本文:

/---

②キャッシュ・フローの状況の分析・検討内容並びに資本の財源及び資金の流動性に係る情報

 当連結会計年度のキャッシュ・フローの状況につきましては、「第2 事業の状況 4 経営者による財政状態、経営成績及びキャッシュ・フローの状況の分析 (1)経営成績等の状況の概要 ②キャッシュ・フローの状況」に記載のとおりであります。

 また、資本の財源及び資金の流動性につきましては、次のとおりであります。

  (資金需要)

 当社グループの事業活動における資金需要の主なものは、運転資金需要と投資資金需要の二つがあります。運転資金需要の主なものは原材料及び商品仕入れ、製造費や販売費及び一般管理費等の営業費用であります。また、投資資金需要の主なものは維持更新投資、エネルギー関連投資、研究開発関連投資、環境関連投資等、固定資産購入、事業戦略に必要な投資によるものであります。

 

  (財務政策)

 当社グループは、短期運転資金等の短期性資金については、主に金融機関からの短期借入金にて調達し、長期運転資金及び設備投資等の長期性資金については、内部資金及び金融機関からの長期借入金並びに金融機関を引受先とする社債(私募債)発行等により調達しております。なお、資金の性格、今後の資金需要、金利動向等の調達環境、予想される貸借対照表の流動比率及び借入金長短比率等を総合的に考慮し、調達額及び調達方法を適宜判断して実施しております。

 

③重要な会計上の見積り及び当該見積りに用いた仮定

 連結財務諸表の作成に当たって用いた会計上の見積り及び当該見積りに用いた仮定のうち、重要なものについては、「第5 経理の状況 1 連結財務諸表等 (1)連結財務諸表 注記事項 (重要な会計上の見積り)」に記載のとおりであります。

 

5【重要な契約等】

該当事項はありません。

6【研究開発活動】

 当社グループ(当社及び連結子会社)の研究開発活動は、原材料の開発、製品開発と生産工程に関わる技術開発及び新事業探索に重点をおいて行っております。また、引続き将来のための4つの技術 NaSFA(Nano technology,Security,Fusion,Art)の更なる検討、展開を進めております。

 研究開発は、パッケージ事業部、総合研究所が中心となり進めております。

 当連結会計年度における各セグメント別の研究の目的、主要課題、研究成果は次のとおりであります。

 なお、当連結会計年度の研究開発費の総額は574百万円であります。

 

(1)産業素材事業

 産業素材事業では、ライナー、中芯、クラフト紙の品質改善とコストダウンに注力しております。原材料・処方・設備などの全ての面で検討、見直しを行っております。

\---

以下の課題:
[a] 本文の「当連結会計年度のキャッシュ・フローの状況につきましては、「第2 事業の状況 4」から「また、資本の財源及び資金の流動性につきましては、次のとおりであります。」までを、「資本の財源」を「資金の調達源」に差し替えて書き直してください。
[b] 次の(i)〜(iii)が本文の内容と合っているかを、それぞれ「はい」か「いいえ」で答え、決め手となる本文の言葉をそのまま引用してください。(i) 当連結会計年度の研究開発費の総額は574百万円である。(ii) 短期運転資金等の短期性資金は、主に社債の発行によって調達している。(iii) 研究開発は総合研究所だけが担っている。
これらの行は本文とは別の出典から取ったものです。

データ行:
/---

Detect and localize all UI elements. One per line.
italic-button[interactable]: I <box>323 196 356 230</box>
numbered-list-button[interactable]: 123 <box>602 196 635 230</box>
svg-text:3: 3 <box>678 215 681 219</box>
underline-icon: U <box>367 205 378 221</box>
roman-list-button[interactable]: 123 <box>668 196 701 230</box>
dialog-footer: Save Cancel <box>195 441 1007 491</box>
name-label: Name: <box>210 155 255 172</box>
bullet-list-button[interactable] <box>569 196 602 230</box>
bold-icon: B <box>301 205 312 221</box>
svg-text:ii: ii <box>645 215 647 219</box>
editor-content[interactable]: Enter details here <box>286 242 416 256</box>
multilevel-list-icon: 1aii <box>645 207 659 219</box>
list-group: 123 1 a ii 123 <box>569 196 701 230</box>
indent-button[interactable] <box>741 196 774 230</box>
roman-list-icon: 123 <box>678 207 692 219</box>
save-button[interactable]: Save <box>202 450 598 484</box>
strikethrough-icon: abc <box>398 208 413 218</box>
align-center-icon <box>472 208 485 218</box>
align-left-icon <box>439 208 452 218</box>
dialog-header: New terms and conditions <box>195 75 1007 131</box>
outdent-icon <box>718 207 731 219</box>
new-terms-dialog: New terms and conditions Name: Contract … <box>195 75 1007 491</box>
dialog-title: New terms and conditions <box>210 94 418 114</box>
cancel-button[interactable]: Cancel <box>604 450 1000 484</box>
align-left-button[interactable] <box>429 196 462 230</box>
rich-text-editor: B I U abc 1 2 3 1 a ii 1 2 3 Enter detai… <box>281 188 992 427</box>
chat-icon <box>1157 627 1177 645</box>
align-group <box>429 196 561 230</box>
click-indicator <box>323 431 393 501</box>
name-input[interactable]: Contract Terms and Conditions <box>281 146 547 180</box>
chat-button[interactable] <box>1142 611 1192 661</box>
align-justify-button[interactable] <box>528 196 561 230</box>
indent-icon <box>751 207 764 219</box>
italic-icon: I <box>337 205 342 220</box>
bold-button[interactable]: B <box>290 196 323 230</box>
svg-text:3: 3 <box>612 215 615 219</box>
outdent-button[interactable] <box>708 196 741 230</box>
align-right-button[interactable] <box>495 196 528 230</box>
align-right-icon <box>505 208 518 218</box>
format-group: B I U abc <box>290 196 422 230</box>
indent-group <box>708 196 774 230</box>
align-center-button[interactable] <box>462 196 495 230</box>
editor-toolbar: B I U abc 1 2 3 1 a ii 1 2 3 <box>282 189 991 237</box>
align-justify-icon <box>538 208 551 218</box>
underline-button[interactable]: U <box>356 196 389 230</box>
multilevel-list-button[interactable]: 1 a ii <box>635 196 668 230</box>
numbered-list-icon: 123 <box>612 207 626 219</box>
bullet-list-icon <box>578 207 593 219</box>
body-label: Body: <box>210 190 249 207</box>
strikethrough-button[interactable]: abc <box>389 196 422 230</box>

\---

課題の解答:
[a]
当連結会計年度のキャッシュ・フローの状況につきましては、「第2 事業の状況 4 経営者による財政状態、経営成績及びキャッシュ・フローの状況の分析 (1)経営成績等の状況の概要 ②キャッシュ・フローの状況」に記載のとおりであります。

 また、資金の調達源及び資金の流動性につきましては、次のとおりであります。

[b]
(i) はい。「当連結会計年度の研究開発費の総額は574百万円であります」
(ii) いいえ。「短期運転資金等の短期性資金については、主に金融機関からの短期借入金にて調達し」
(iii) いいえ。「研究開発は、パッケージ事業部、総合研究所が中心となり進めております」